Table of Contents
Cultural determinism and utilitarianism
Cultural determinism and utilitarianism
Ryan Schram
ANTH 1001: Introduction to anthropology
Wednesday, March 11, 2020 (Week 3)
Available at http://anthro.rschram.org/1001/2020/1.3.2
Required readings
Richard Borshay Lee “Eating Christmas in the Kalahari,” Natural History, December 1969.
Supplemental readings
Marshall Sahlins “The Original Affluent Society,” in Stone Age Economics (London: Routledge, 2017), 1–37, doi:10.4324/9781315184951.
The New York Times Styles section: Your source for forager-chic trends
Prepping is passé, learning bushcraft is hot. 🤮
Bowles, Nellie. 2020. “How to Prepare Now for the Complete End of the World.” The New York Times, March 6, 2020, sec. Style. https://www.nytimes.com/2020/03/05/style/rewilding-stone-age-bushcraft.html.
For the record, contemporary hunter-gatherer societies are not living cavemen, nor have they preserved a way of life from the past unchanged.
Also, agriculture ≯ horticulture ≯ pastoralism ≯ foraging. These types of adaptation are not supposed to be ranked in either direction!
Closer to nature?
Contradictory stereotypes of foragers
- They’re starving; and they have a naturally healthy diet
- They forage and hunt because they don’t know how to do anything else; and they are in harmony with nature
The West’s favorite prop for any debate about life
- Hunter-gatherers are “our contemporary ancestors” (Some anthropologists say this about every indigenous society; viz. Chagnon (1983, 214)).
In other words, some people are closer to nature, to human nature, and to human origins.
Why do people want to believe that foragers are closer to nature?
On the one hand it is true that for about 90–95% of human history, people lived in small, mobile societies and foraged, hunted, and gathered. Sedentary horticulture is very recent.
On the other hand, it is not true that some lucky people suddenly learned how to grow crops and said, hey, let’s become sedentary and eat potatoes forever.
If we define foragers negatively, i.e. people who don’t grow crops, we assume they lack something they need. Foraging societies can be very different from each other, and highly adaptable.
Utility
There is a theory of human life which starts from the position that all people are rational maximizers of utility.
- People always perform means–ends calculations on every choice
- Everything has a utility. People want different things, but they can figure out how useful each thing is for them and compare them
If a foraging society learned they could produce more calories staying in one place growing potatoes, then, they should stop doing foraging and start doing potato-growing, right?
Utility maximization supports a theory of technological progress
The theory that all people are rational actors leads to the idea that life is a series of practical problems and people are always trying to solve them in more efficient ways.
There is another practical solution to subsistence
According to Sahlins ([1972] 2017), foraging societies follow a “Zen road to affluence” [p. 2]
Rather than worry about how to meet unlimited needs with few means, they decide to define their needs differently and find that their means are more than enough.

------------------------

### Exercise set
1) In the lecture notes on cultural determinism and utilitarianism, for roughly what share of human history did people live in small, mobile societies that foraged, hunted, and gathered?
2) Carry on the lecture notes on cultural determinism and utilitarianism from the point where they stop.
The records that follow were taken from a separate source and are unrelated to the lecture notes.

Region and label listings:
------------------------

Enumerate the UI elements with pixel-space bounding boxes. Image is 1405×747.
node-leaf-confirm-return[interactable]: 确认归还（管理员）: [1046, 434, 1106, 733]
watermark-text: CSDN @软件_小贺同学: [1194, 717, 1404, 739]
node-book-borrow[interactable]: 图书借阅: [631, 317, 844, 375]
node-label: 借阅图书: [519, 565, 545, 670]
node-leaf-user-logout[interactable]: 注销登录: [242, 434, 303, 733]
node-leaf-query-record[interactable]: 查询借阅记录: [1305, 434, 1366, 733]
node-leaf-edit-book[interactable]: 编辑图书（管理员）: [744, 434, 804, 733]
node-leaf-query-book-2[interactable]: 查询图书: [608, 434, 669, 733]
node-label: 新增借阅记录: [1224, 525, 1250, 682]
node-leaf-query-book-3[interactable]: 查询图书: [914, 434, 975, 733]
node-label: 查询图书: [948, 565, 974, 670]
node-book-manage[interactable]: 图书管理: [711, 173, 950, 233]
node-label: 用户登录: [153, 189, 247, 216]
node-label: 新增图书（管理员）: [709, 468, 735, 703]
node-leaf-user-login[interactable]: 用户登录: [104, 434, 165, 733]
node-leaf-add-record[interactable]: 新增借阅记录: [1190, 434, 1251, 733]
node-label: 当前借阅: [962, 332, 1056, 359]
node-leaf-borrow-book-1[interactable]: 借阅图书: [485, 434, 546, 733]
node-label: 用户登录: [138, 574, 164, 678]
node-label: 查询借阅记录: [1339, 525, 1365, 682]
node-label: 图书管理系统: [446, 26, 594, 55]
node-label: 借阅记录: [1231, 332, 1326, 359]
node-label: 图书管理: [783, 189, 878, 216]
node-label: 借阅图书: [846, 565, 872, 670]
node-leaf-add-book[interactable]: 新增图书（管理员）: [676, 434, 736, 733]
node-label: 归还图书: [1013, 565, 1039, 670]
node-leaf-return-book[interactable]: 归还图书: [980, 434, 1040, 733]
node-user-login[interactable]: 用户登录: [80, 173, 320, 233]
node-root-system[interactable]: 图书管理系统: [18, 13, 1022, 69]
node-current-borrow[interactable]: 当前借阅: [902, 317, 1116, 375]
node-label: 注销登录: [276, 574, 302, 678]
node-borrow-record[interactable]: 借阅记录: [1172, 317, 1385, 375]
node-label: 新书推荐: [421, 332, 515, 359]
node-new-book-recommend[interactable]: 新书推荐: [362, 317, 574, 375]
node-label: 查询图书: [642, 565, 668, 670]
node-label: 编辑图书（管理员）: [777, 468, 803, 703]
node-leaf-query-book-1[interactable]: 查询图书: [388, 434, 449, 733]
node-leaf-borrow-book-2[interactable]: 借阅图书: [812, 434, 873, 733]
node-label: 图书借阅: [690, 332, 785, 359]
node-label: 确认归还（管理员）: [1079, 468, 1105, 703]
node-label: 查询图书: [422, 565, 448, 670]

------------------------

### Answers to the exercise
1) About 90–95% of human history.

2)
From the outside, foragers appear to be poor because they lack the things that observers have.
But foragers tend to work less hours, and are still well fed and (except for epidemics introduced by foreigners) have historically had long lives.
People do seek practical solutions, but that doesn’t mean every technology is always an improvement
- Foragers do adopt new technologies, but usually to become better at foraging
- Judgments about the level of technological progress are often biased
- Ester Boserup: female farming systems and male farming systems in sub-Saharan Africa (Boserup [1970] 2007)
- The move from female systems to male systems deprived women of power, and confined them to the domestic household
The move to sedentary horticulture may have social causes, not practical ones
Many foraging and horticultural societies are like people of /ai/ai described by Lee
- Being wealthy is not worth it, because everyone should be equal.
- Having a lot or having a little is luck you should share with others.
Sedentary horticulturalists can produce greater quantities of a few domestic crops, and generally far more than anyone needs or could even eat.
Sahlins argues that the impetus to adopt this technology—and give up foraging knowledge and technology—was social in origin
- Many sedentary horticulturalists use their food surpluses as gifts and tributes in large feasts
- They adopt a mode of subsistence in which they always need to work more, not to eat well, but to participate in social institutions that serve a political purpose
Is life rational? (A quiz question with a debatable answer)
Where does it make sense to assume that people make means–ends calculations to decide what to do?
Go to Canvas, and look for the quiz question for today.
This question has an answer that Ryan thinks is “right,” but the question is highly debatable. You can answer this question multiple times, and think about why you might choose one answer over another.
References
Boserup, Ester. (1970) 2007. Woman’s Role in Economic Development. London: Routledge.
Bowles, Nellie. 2020. “How to Prepare Now for the Complete End of the World.” The New York Times, March 6, 2020, sec. Style. https://www.nytimes.com/2020/03/05/style/rewilding-stone-age-bushcraft.html.
Chagnon, Napolean. 1983. Ya̦nomamö: The Fierce People. New York: Holt, Rinehart and Winston. https://books.google.com.au/books?id=MPArAAAAYAAJ.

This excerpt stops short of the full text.